### Requirement:
In the listing that follows, count each line where the word "底数不变" appears; write nothing but the count.

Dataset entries
---------------
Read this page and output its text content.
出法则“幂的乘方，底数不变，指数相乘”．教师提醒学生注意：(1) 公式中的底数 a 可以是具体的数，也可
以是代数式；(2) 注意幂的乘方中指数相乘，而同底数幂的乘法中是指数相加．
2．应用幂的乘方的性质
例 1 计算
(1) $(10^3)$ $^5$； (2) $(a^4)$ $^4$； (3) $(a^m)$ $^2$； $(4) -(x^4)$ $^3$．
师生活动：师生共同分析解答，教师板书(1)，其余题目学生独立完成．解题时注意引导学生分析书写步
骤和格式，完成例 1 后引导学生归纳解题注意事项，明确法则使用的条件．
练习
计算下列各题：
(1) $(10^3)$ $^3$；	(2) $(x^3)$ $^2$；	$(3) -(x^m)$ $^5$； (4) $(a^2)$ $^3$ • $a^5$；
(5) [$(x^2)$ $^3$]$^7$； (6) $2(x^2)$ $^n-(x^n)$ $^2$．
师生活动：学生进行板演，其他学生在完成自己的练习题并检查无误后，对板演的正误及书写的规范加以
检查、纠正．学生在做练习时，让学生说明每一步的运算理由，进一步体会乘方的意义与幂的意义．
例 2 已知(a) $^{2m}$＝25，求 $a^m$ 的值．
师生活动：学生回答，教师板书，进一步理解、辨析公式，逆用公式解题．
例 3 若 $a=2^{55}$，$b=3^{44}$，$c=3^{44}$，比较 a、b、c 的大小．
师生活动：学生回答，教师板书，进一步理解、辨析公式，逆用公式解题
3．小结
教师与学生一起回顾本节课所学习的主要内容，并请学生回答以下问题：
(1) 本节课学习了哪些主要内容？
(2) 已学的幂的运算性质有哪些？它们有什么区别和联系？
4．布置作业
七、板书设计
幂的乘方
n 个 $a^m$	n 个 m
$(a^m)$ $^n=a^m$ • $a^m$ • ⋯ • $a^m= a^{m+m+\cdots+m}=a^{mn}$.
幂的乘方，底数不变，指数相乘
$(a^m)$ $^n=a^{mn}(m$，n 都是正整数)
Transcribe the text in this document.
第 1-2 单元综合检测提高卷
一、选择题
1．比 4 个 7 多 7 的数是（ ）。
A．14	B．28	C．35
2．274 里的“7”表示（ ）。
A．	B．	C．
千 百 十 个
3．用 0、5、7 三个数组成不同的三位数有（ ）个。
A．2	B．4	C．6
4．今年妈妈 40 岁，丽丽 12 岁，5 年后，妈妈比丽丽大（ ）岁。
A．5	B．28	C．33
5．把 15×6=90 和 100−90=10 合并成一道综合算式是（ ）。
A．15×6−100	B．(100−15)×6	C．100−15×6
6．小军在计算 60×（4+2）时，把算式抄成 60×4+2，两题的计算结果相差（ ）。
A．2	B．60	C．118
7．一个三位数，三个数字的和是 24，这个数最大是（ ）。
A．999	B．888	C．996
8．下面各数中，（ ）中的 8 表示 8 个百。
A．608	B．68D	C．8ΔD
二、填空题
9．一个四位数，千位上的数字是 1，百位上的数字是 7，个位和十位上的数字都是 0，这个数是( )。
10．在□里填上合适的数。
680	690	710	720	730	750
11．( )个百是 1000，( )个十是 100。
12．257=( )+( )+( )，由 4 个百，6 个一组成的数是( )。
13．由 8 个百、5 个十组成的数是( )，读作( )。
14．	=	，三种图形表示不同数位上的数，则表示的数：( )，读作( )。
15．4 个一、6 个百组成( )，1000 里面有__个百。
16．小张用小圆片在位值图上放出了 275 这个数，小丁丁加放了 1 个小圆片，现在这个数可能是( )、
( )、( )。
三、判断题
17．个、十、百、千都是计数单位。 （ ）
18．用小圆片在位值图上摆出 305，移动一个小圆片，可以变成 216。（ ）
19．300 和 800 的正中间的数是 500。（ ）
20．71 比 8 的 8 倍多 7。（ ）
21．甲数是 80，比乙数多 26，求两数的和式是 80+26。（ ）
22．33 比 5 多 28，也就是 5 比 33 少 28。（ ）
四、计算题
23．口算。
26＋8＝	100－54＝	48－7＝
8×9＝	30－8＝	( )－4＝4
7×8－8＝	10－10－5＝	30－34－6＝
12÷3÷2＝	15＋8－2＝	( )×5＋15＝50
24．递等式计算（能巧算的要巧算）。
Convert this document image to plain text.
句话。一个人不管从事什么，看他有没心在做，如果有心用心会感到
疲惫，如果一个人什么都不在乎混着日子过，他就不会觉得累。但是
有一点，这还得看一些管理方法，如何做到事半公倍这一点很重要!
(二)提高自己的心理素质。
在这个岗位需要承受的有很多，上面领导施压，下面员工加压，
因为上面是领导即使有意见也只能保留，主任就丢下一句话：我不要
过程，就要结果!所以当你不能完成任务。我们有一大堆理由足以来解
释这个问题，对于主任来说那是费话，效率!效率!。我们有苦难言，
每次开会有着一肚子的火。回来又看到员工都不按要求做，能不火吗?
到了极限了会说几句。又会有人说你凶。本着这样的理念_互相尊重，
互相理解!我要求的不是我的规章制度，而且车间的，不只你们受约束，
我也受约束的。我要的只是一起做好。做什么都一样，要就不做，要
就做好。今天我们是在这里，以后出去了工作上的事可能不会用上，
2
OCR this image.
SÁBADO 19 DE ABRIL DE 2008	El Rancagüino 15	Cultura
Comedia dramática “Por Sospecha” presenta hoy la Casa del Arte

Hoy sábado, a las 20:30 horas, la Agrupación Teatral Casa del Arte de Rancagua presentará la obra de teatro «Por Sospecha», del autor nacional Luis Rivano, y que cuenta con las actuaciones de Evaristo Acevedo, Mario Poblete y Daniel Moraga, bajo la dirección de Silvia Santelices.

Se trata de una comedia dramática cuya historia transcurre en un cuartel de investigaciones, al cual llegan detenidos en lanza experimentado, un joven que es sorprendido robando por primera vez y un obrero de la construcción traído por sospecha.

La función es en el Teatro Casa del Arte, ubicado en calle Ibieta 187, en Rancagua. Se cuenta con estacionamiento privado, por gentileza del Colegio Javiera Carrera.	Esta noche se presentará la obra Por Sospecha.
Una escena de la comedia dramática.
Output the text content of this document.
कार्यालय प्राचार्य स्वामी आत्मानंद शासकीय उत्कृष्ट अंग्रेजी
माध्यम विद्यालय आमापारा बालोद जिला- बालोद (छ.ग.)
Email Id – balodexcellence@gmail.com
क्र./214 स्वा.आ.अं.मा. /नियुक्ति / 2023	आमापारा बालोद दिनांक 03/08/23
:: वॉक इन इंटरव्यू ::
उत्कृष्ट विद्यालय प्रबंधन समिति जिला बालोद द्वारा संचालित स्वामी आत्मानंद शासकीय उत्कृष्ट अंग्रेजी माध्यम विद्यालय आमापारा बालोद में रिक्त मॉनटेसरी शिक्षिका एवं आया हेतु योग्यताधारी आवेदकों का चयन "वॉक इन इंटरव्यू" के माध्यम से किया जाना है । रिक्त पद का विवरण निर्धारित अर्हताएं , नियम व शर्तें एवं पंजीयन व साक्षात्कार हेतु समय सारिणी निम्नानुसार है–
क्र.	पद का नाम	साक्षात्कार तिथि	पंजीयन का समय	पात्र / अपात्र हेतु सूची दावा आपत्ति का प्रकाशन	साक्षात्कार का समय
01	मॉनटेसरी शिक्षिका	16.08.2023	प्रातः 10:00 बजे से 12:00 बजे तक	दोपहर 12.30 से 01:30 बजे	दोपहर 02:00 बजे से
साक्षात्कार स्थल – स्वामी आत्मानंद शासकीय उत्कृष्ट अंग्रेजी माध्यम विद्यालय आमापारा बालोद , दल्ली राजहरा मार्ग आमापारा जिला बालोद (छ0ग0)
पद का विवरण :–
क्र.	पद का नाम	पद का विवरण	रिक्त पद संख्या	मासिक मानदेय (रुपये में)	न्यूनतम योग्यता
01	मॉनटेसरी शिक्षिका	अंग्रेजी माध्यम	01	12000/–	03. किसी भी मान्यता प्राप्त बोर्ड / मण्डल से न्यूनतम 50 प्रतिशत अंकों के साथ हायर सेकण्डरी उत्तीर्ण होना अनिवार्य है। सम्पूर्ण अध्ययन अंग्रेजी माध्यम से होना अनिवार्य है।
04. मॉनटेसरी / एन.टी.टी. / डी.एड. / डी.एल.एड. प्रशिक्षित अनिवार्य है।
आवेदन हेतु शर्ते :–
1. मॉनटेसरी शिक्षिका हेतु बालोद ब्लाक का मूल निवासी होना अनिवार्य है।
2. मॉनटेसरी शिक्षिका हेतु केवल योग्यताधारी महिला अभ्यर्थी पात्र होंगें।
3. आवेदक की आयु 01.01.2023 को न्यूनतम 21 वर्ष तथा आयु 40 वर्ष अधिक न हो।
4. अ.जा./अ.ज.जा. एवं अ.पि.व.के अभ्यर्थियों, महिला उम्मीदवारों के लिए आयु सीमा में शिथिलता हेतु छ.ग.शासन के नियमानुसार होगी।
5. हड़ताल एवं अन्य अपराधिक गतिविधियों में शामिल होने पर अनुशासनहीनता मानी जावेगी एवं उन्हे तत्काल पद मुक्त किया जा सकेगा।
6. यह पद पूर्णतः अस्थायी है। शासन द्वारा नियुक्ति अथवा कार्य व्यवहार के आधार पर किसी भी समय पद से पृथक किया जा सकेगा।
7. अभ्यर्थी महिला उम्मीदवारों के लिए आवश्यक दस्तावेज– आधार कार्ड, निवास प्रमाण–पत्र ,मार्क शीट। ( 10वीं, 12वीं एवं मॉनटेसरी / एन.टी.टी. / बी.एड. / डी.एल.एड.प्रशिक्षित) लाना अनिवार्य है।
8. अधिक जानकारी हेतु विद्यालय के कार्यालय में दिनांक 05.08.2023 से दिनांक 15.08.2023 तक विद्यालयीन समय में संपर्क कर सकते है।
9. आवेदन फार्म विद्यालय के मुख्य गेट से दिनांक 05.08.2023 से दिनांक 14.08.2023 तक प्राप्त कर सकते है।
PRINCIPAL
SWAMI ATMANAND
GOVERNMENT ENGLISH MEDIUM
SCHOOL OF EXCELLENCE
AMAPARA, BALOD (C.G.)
---------------
### Worked answer:
2